▶ TO DO:
Verbatim output of all the material below is required.

▶ DATASET RECORDS:
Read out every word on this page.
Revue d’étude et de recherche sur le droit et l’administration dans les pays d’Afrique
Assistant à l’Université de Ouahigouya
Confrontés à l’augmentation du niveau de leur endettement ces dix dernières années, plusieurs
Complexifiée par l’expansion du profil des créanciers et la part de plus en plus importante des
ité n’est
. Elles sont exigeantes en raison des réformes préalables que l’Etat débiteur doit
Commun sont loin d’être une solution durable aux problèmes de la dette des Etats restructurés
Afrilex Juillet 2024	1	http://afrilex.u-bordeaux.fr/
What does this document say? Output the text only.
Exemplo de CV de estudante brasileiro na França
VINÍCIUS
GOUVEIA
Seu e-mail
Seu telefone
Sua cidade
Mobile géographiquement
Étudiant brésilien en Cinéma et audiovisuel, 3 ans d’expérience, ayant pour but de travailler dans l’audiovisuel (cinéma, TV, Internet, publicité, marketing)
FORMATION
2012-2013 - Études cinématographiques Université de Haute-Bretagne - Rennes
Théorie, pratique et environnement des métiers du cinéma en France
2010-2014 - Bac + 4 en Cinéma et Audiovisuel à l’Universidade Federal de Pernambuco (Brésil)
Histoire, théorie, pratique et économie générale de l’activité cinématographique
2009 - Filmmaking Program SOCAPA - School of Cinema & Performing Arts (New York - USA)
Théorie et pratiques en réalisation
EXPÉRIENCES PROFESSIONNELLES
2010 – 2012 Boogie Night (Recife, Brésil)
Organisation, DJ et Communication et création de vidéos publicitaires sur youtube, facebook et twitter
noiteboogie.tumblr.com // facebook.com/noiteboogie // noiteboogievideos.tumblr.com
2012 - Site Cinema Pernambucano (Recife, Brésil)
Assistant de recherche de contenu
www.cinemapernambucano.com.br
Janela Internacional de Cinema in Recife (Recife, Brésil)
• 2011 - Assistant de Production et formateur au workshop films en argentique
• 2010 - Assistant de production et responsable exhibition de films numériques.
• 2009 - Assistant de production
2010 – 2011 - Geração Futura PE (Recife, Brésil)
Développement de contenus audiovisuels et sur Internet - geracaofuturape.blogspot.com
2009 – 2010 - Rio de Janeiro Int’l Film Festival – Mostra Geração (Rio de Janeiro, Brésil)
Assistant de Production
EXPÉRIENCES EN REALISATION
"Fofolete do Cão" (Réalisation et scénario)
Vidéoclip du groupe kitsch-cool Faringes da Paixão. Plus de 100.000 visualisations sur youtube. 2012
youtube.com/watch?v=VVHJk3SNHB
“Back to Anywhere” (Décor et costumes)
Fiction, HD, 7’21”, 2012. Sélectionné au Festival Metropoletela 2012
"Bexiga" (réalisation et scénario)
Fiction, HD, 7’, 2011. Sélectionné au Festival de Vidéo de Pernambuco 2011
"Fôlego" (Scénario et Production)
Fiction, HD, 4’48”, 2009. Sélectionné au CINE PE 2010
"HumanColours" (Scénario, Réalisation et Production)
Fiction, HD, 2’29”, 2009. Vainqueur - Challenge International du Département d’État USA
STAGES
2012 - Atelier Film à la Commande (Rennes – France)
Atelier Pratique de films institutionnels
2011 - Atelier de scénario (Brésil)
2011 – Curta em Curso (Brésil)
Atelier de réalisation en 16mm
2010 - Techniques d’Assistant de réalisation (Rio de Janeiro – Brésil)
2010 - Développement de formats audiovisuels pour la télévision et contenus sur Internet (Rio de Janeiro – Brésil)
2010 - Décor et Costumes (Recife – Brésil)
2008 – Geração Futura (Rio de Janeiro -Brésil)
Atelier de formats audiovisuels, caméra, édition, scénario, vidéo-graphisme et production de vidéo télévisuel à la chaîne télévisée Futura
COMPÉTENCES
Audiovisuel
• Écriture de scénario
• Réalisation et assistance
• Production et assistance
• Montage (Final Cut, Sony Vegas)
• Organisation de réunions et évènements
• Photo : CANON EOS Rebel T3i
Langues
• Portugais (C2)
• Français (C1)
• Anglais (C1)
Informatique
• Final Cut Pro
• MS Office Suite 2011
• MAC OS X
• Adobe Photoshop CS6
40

▶ THE OUTPUT:
Read out every word on this page.
Revue d’étude et de recherche sur le droit et l’administration dans les pays d’Afrique
Assistant à l’Université de Ouahigouya
Confrontés à l’augmentation du niveau de leur endettement ces dix dernières années, plusieurs
Complexifiée par l’expansion du profil des créanciers et la part de plus en plus importante des
ité n’est
. Elles sont exigeantes en raison des réformes préalables que l’Etat débiteur doit
Commun sont loin d’être une solution durable aux problèmes de la dette des Etats restructurés
Afrilex Juillet 2024	1	http://afrilex.u-bordeaux.fr/
What does this document say? Output the text only.
Exemplo de CV de estudante brasileiro na França
VINÍCIUS
GOUVEIA
Seu e-mail
Seu telefone
Sua cidade
Mobile géographiquement
Étudiant brésilien en Cinéma et audiovisuel, 3 ans d’expérience, ayant pour but de travailler dans l’audiovisuel (cinéma, TV, Internet, publicité, marketing)
FORMATION
2012-2013 - Études cinématographiques Université de Haute-Bretagne - Rennes
Théorie, pratique et environnement des métiers du cinéma en France
2010-2014 - Bac + 4 en Cinéma et Audiovisuel à l’Universidade Federal de Pernambuco (Brésil)
Histoire, théorie, pratique et économie générale de l’activité cinématographique
2009 - Filmmaking Program SOCAPA - School of Cinema & Performing Arts (New York - USA)
Théorie et pratiques en réalisation
EXPÉRIENCES PROFESSIONNELLES
2010 – 2012 Boogie Night (Recife, Brésil)
Organisation, DJ et Communication et création de vidéos publicitaires sur youtube, facebook et twitter
noiteboogie.tumblr.com // facebook.com/noiteboogie // noiteboogievideos.tumblr.com
2012 - Site Cinema Pernambucano (Recife, Brésil)
Assistant de recherche de contenu
www.cinemapernambucano.com.br
Janela Internacional de Cinema in Recife (Recife, Brésil)
• 2011 - Assistant de Production et formateur au workshop films en argentique
• 2010 - Assistant de production et responsable exhibition de films numériques.
• 2009 - Assistant de production
2010 – 2011 - Geração Futura PE (Recife, Brésil)
Développement de contenus audiovisuels et sur Internet - geracaofuturape.blogspot.com
2009 – 2010 - Rio de Janeiro Int’l Film Festival – Mostra Geração (Rio de Janeiro, Brésil)
Assistant de Production
EXPÉRIENCES EN REALISATION
"Fofolete do Cão" (Réalisation et scénario)
Vidéoclip du groupe kitsch-cool Faringes da Paixão. Plus de 100.000 visualisations sur youtube. 2012
youtube.com/watch?v=VVHJk3SNHB
“Back to Anywhere” (Décor et costumes)
Fiction, HD, 7’21”, 2012. Sélectionné au Festival Metropoletela 2012
"Bexiga" (réalisation et scénario)
Fiction, HD, 7’, 2011. Sélectionné au Festival de Vidéo de Pernambuco 2011
"Fôlego" (Scénario et Production)
Fiction, HD, 4’48”, 2009. Sélectionné au CINE PE 2010
"HumanColours" (Scénario, Réalisation et Production)
Fiction, HD, 2’29”, 2009. Vainqueur - Challenge International du Département d’État USA
STAGES
2012 - Atelier Film à la Commande (Rennes – France)
Atelier Pratique de films institutionnels
2011 - Atelier de scénario (Brésil)
2011 – Curta em Curso (Brésil)
Atelier de réalisation en 16mm
2010 - Techniques d’Assistant de réalisation (Rio de Janeiro – Brésil)
2010 - Développement de formats audiovisuels pour la télévision et contenus sur Internet (Rio de Janeiro – Brésil)
2010 - Décor et Costumes (Recife – Brésil)
2008 – Geração Futura (Rio de Janeiro -Brésil)
Atelier de formats audiovisuels, caméra, édition, scénario, vidéo-graphisme et production de vidéo télévisuel à la chaîne télévisée Futura
COMPÉTENCES
Audiovisuel
• Écriture de scénario
• Réalisation et assistance
• Production et assistance
• Montage (Final Cut, Sony Vegas)
• Organisation de réunions et évènements
• Photo : CANON EOS Rebel T3i
Langues
• Portugais (C2)
• Français (C1)
• Anglais (C1)
Informatique
• Final Cut Pro
• MS Office Suite 2011
• MAC OS X
• Adobe Photoshop CS6
40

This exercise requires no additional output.